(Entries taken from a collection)
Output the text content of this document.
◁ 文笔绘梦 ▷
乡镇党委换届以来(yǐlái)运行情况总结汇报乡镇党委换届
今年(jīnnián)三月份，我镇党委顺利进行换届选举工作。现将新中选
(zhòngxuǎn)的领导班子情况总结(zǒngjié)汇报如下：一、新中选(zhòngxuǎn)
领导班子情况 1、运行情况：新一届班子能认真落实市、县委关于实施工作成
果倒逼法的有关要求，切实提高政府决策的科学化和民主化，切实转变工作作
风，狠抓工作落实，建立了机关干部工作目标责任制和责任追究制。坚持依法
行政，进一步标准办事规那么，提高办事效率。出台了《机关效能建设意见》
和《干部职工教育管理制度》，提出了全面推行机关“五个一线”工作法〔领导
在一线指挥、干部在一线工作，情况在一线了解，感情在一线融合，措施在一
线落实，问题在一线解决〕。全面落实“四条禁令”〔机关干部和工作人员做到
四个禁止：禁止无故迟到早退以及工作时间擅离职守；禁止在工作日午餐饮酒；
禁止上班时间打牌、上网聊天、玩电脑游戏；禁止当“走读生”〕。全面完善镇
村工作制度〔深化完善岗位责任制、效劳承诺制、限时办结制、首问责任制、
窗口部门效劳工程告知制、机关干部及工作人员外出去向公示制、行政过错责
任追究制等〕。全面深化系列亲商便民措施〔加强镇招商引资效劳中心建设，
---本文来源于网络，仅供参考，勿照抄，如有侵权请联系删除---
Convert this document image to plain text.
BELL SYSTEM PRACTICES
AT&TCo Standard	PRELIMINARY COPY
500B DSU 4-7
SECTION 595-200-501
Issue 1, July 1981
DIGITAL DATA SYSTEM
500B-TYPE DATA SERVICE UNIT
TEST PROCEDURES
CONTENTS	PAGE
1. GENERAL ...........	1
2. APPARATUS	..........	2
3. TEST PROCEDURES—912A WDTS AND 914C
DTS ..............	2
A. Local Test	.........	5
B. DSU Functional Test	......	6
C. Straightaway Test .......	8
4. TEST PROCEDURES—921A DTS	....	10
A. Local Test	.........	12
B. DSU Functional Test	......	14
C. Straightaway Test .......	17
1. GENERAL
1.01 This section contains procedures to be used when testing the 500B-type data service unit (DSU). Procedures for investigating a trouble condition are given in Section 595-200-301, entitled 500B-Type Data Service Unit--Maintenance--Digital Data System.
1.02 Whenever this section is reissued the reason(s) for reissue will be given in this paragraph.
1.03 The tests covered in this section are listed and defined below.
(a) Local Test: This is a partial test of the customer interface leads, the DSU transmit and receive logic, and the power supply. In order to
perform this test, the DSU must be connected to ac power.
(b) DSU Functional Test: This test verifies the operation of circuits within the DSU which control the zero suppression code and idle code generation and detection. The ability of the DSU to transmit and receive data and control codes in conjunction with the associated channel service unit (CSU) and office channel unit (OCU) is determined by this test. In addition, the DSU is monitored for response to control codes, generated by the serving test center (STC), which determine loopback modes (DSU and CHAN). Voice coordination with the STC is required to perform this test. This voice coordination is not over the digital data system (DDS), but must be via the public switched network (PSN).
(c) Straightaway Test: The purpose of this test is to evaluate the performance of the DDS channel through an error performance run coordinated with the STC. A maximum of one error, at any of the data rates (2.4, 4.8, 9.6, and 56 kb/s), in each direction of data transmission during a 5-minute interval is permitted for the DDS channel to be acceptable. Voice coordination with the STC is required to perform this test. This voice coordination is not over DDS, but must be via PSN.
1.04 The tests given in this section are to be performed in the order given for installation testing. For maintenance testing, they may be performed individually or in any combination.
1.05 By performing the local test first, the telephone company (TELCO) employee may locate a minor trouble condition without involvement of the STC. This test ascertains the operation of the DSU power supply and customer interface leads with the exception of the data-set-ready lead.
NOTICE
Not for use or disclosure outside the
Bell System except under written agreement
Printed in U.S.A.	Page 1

(What you have to do)
Output every entry shown above, exactly.

(Written answer)
Output the text content of this document.
◁ 文笔绘梦 ▷
乡镇党委换届以来(yǐlái)运行情况总结汇报乡镇党委换届
今年(jīnnián)三月份，我镇党委顺利进行换届选举工作。现将新中选
(zhòngxuǎn)的领导班子情况总结(zǒngjié)汇报如下：一、新中选(zhòngxuǎn)
领导班子情况 1、运行情况：新一届班子能认真落实市、县委关于实施工作成
果倒逼法的有关要求，切实提高政府决策的科学化和民主化，切实转变工作作
风，狠抓工作落实，建立了机关干部工作目标责任制和责任追究制。坚持依法
行政，进一步标准办事规那么，提高办事效率。出台了《机关效能建设意见》
和《干部职工教育管理制度》，提出了全面推行机关“五个一线”工作法〔领导
在一线指挥、干部在一线工作，情况在一线了解，感情在一线融合，措施在一
线落实，问题在一线解决〕。全面落实“四条禁令”〔机关干部和工作人员做到
四个禁止：禁止无故迟到早退以及工作时间擅离职守；禁止在工作日午餐饮酒；
禁止上班时间打牌、上网聊天、玩电脑游戏；禁止当“走读生”〕。全面完善镇
村工作制度〔深化完善岗位责任制、效劳承诺制、限时办结制、首问责任制、
窗口部门效劳工程告知制、机关干部及工作人员外出去向公示制、行政过错责
任追究制等〕。全面深化系列亲商便民措施〔加强镇招商引资效劳中心建设，
---本文来源于网络，仅供参考，勿照抄，如有侵权请联系删除---
Convert this document image to plain text.
BELL SYSTEM PRACTICES
AT&TCo Standard	PRELIMINARY COPY
500B DSU 4-7
SECTION 595-200-501
Issue 1, July 1981
DIGITAL DATA SYSTEM
500B-TYPE DATA SERVICE UNIT
TEST PROCEDURES
CONTENTS	PAGE
1. GENERAL ...........	1
2. APPARATUS	..........	2
3. TEST PROCEDURES—912A WDTS AND 914C
DTS ..............	2
A. Local Test	.........	5
B. DSU Functional Test	......	6
C. Straightaway Test .......	8
4. TEST PROCEDURES—921A DTS	....	10
A. Local Test	.........	12
B. DSU Functional Test	......	14
C. Straightaway Test .......	17
1. GENERAL
1.01 This section contains procedures to be used when testing the 500B-type data service unit (DSU). Procedures for investigating a trouble condition are given in Section 595-200-301, entitled 500B-Type Data Service Unit--Maintenance--Digital Data System.
1.02 Whenever this section is reissued the reason(s) for reissue will be given in this paragraph.
1.03 The tests covered in this section are listed and defined below.
(a) Local Test: This is a partial test of the customer interface leads, the DSU transmit and receive logic, and the power supply. In order to
perform this test, the DSU must be connected to ac power.
(b) DSU Functional Test: This test verifies the operation of circuits within the DSU which control the zero suppression code and idle code generation and detection. The ability of the DSU to transmit and receive data and control codes in conjunction with the associated channel service unit (CSU) and office channel unit (OCU) is determined by this test. In addition, the DSU is monitored for response to control codes, generated by the serving test center (STC), which determine loopback modes (DSU and CHAN). Voice coordination with the STC is required to perform this test. This voice coordination is not over the digital data system (DDS), but must be via the public switched network (PSN).
(c) Straightaway Test: The purpose of this test is to evaluate the performance of the DDS channel through an error performance run coordinated with the STC. A maximum of one error, at any of the data rates (2.4, 4.8, 9.6, and 56 kb/s), in each direction of data transmission during a 5-minute interval is permitted for the DDS channel to be acceptable. Voice coordination with the STC is required to perform this test. This voice coordination is not over DDS, but must be via PSN.
1.04 The tests given in this section are to be performed in the order given for installation testing. For maintenance testing, they may be performed individually or in any combination.
1.05 By performing the local test first, the telephone company (TELCO) employee may locate a minor trouble condition without involvement of the STC. This test ascertains the operation of the DSU power supply and customer interface leads with the exception of the data-set-ready lead.
NOTICE
Not for use or disclosure outside the
Bell System except under written agreement
Printed in U.S.A.	Page 1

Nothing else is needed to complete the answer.